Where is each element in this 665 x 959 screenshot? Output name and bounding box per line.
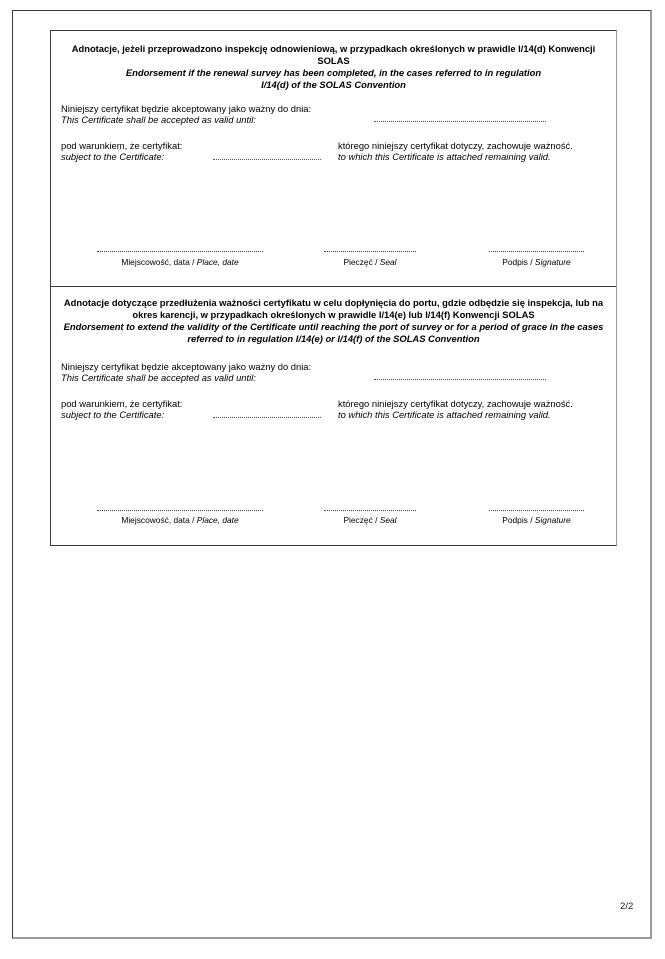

────

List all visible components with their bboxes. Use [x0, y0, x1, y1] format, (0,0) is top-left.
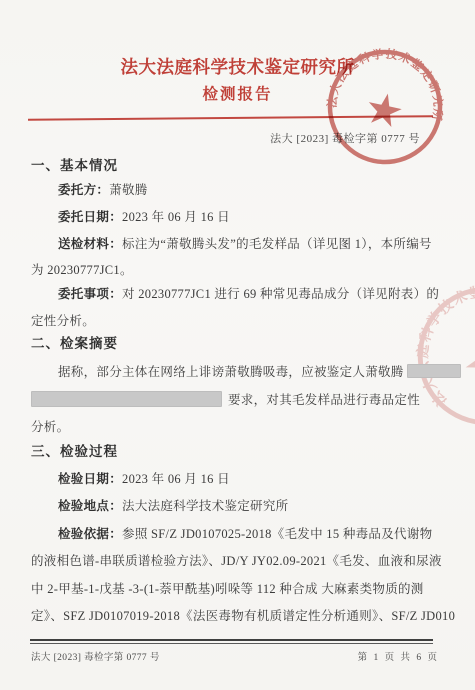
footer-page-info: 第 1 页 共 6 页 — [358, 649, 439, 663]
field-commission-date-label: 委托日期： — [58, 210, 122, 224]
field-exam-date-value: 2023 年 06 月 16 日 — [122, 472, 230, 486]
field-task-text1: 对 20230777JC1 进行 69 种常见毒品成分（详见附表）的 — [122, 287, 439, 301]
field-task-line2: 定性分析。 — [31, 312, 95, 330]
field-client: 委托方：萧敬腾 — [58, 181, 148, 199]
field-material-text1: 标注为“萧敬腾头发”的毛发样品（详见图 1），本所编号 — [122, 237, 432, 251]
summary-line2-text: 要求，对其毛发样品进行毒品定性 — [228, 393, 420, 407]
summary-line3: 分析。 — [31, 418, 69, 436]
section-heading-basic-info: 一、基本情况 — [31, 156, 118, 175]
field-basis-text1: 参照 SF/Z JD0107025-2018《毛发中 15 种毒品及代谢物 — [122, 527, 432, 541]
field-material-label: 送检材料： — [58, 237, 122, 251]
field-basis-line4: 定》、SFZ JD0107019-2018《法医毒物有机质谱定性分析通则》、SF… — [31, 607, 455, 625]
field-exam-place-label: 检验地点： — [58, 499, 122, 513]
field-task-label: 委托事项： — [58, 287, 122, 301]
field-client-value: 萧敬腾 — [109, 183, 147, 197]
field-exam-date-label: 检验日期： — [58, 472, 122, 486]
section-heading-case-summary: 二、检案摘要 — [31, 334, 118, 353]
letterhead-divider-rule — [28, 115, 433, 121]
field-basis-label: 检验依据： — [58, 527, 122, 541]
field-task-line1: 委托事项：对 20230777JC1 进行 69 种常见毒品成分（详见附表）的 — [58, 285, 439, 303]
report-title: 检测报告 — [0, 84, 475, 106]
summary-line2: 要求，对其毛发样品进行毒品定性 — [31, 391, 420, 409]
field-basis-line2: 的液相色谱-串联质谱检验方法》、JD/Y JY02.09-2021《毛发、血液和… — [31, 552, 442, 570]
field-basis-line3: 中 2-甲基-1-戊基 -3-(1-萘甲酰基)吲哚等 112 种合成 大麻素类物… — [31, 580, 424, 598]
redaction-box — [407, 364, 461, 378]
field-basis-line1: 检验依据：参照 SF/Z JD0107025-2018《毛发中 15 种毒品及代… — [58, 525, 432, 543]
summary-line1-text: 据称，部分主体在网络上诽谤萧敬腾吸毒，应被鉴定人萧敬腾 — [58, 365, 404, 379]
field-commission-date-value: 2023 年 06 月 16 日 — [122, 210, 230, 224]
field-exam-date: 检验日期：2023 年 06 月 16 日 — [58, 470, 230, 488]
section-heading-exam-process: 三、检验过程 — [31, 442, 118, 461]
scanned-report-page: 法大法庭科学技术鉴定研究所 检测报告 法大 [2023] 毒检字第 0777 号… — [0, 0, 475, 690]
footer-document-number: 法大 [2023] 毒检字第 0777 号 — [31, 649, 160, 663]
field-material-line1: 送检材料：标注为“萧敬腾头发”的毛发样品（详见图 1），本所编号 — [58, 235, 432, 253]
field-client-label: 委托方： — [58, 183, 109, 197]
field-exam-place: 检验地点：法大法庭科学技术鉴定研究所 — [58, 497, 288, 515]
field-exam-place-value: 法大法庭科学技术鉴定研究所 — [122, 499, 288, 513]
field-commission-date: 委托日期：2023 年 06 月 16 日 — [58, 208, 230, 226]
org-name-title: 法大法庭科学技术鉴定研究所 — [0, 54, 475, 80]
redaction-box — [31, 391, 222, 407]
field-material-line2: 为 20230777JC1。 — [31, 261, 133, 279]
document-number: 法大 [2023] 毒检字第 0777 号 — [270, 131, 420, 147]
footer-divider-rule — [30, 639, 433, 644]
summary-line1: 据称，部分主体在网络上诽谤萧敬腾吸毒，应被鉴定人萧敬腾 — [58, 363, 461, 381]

────

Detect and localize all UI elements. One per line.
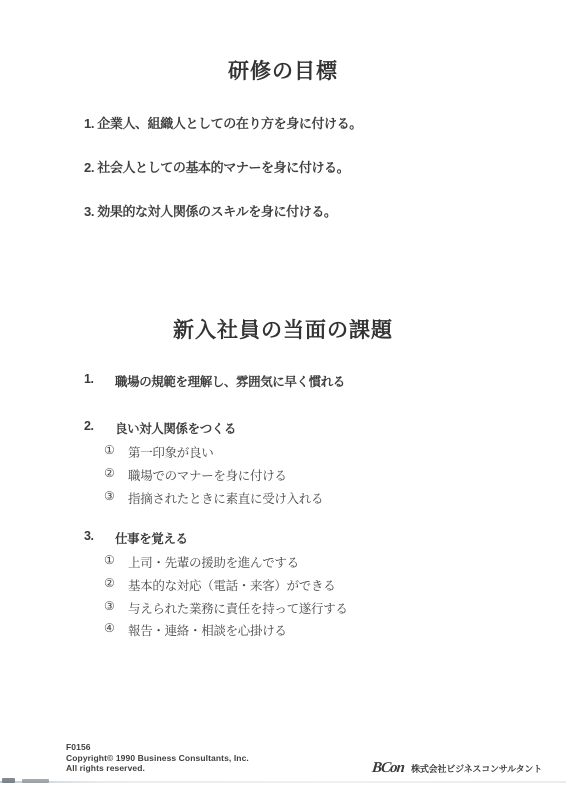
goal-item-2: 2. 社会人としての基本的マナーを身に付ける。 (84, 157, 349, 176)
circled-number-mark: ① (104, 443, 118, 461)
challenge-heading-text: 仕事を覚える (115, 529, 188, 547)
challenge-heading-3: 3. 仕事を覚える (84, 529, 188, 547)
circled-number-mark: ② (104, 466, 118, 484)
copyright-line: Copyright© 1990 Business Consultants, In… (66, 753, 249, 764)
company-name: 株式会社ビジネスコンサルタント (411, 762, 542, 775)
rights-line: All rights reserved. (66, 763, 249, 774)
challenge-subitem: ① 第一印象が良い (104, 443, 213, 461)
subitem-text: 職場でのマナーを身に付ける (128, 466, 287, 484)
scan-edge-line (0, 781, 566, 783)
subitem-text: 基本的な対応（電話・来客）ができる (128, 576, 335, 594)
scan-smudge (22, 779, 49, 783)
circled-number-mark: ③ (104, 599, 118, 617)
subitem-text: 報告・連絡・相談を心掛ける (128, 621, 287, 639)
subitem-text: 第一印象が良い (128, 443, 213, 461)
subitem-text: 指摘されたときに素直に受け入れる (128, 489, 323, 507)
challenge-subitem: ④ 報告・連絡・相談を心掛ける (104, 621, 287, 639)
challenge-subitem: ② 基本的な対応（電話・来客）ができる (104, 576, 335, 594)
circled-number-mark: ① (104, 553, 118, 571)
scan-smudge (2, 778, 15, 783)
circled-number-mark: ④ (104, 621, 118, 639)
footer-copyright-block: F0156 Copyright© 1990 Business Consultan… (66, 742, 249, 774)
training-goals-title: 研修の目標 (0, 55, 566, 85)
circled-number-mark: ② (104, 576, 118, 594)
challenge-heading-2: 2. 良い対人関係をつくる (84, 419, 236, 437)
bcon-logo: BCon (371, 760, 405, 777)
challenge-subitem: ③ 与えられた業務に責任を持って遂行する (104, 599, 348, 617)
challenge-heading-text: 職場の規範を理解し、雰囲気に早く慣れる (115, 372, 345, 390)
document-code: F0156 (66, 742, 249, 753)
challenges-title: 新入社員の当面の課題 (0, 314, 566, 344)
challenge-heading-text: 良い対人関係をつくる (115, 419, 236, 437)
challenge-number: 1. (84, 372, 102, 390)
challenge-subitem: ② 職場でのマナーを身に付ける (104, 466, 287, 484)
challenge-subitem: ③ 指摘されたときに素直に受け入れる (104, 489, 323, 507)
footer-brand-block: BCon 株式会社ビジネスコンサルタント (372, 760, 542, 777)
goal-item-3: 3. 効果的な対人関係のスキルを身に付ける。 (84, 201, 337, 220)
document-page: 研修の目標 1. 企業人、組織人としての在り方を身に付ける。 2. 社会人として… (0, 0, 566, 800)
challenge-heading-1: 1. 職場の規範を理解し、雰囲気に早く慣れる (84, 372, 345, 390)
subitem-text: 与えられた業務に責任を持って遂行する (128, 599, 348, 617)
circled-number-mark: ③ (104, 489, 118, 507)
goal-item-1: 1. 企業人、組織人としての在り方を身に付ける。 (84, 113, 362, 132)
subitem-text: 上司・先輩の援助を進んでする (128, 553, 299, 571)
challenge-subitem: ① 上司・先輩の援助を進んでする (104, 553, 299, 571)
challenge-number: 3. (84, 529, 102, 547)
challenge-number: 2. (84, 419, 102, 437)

────

**DIRECTIONS**
Reproduce the records from the line containing "Detect and localize" through the line containing "goal-item-3: 3. 効果的な対人関係のスキルを身に付ける。", inclusive, swapping every "circled-number-mark" for "circled-digit" and keeping everything else the same. Return only those lines, and leave the pictures out.

**ANSWER IN FULL**
Detect and localize all UI elements. One per line.
goal-item-2: 2. 社会人としての基本的マナーを身に付ける。 (84, 157, 349, 176)
circled-digit: ① (104, 443, 118, 461)
challenge-heading-text: 仕事を覚える (115, 529, 188, 547)
challenge-heading-3: 3. 仕事を覚える (84, 529, 188, 547)
circled-digit: ② (104, 466, 118, 484)
copyright-line: Copyright© 1990 Business Consultants, In… (66, 753, 249, 764)
company-name: 株式会社ビジネスコンサルタント (411, 762, 542, 775)
rights-line: All rights reserved. (66, 763, 249, 774)
challenge-subitem: ① 第一印象が良い (104, 443, 213, 461)
subitem-text: 職場でのマナーを身に付ける (128, 466, 287, 484)
scan-edge-line (0, 781, 566, 783)
subitem-text: 基本的な対応（電話・来客）ができる (128, 576, 335, 594)
scan-smudge (22, 779, 49, 783)
circled-digit: ③ (104, 599, 118, 617)
subitem-text: 報告・連絡・相談を心掛ける (128, 621, 287, 639)
subitem-text: 第一印象が良い (128, 443, 213, 461)
subitem-text: 指摘されたときに素直に受け入れる (128, 489, 323, 507)
challenge-subitem: ④ 報告・連絡・相談を心掛ける (104, 621, 287, 639)
challenge-subitem: ② 基本的な対応（電話・来客）ができる (104, 576, 335, 594)
circled-digit: ① (104, 553, 118, 571)
scan-smudge (2, 778, 15, 783)
circled-digit: ④ (104, 621, 118, 639)
footer-copyright-block: F0156 Copyright© 1990 Business Consultan… (66, 742, 249, 774)
training-goals-title: 研修の目標 (0, 55, 566, 85)
circled-digit: ② (104, 576, 118, 594)
challenge-heading-2: 2. 良い対人関係をつくる (84, 419, 236, 437)
bcon-logo: BCon (371, 760, 405, 777)
challenge-subitem: ③ 与えられた業務に責任を持って遂行する (104, 599, 348, 617)
challenge-heading-text: 職場の規範を理解し、雰囲気に早く慣れる (115, 372, 345, 390)
document-code: F0156 (66, 742, 249, 753)
challenges-title: 新入社員の当面の課題 (0, 314, 566, 344)
challenge-heading-text: 良い対人関係をつくる (115, 419, 236, 437)
challenge-number: 1. (84, 372, 102, 390)
challenge-subitem: ② 職場でのマナーを身に付ける (104, 466, 287, 484)
challenge-subitem: ③ 指摘されたときに素直に受け入れる (104, 489, 323, 507)
footer-brand-block: BCon 株式会社ビジネスコンサルタント (372, 760, 542, 777)
goal-item-3: 3. 効果的な対人関係のスキルを身に付ける。 (84, 201, 337, 220)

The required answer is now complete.